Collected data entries
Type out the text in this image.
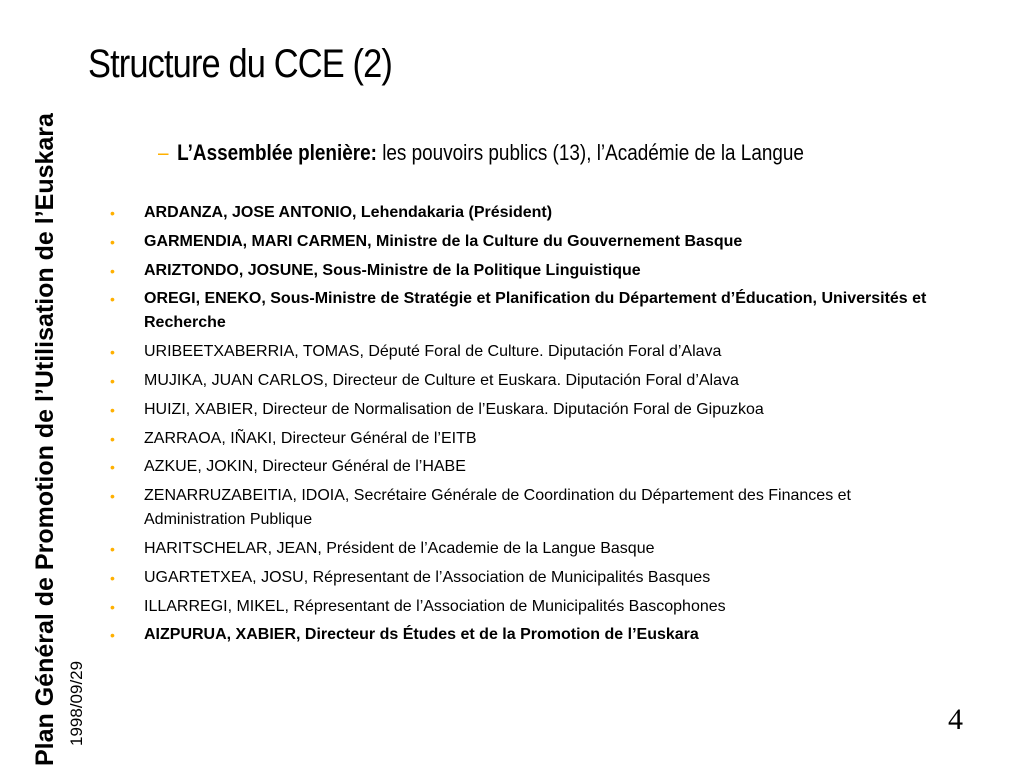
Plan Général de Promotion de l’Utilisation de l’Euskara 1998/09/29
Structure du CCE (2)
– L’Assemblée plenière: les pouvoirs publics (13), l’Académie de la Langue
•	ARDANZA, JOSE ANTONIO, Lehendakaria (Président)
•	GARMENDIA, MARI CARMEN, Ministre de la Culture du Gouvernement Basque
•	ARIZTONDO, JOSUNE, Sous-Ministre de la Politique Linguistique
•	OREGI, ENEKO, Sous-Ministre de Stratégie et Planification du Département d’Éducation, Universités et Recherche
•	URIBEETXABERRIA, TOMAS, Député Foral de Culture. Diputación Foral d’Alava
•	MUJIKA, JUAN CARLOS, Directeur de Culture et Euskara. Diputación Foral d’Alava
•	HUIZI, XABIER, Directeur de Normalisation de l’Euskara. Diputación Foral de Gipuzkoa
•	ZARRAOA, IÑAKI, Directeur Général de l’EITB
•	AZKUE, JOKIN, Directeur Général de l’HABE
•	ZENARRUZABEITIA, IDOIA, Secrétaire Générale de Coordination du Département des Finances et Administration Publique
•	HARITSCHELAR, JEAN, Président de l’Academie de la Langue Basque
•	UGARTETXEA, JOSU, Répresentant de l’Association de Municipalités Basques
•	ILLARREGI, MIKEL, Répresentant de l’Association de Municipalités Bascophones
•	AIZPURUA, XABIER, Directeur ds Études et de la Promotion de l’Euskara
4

▶ [What is being asked]:
Pick out every line with the string "Diputación" and copy it.

▶ [Exercise response]:
•	URIBEETXABERRIA, TOMAS, Député Foral de Culture. Diputación Foral d’Alava
•	MUJIKA, JUAN CARLOS, Directeur de Culture et Euskara. Diputación Foral d’Alava
•	HUIZI, XABIER, Directeur de Normalisation de l’Euskara. Diputación Foral de Gipuzkoa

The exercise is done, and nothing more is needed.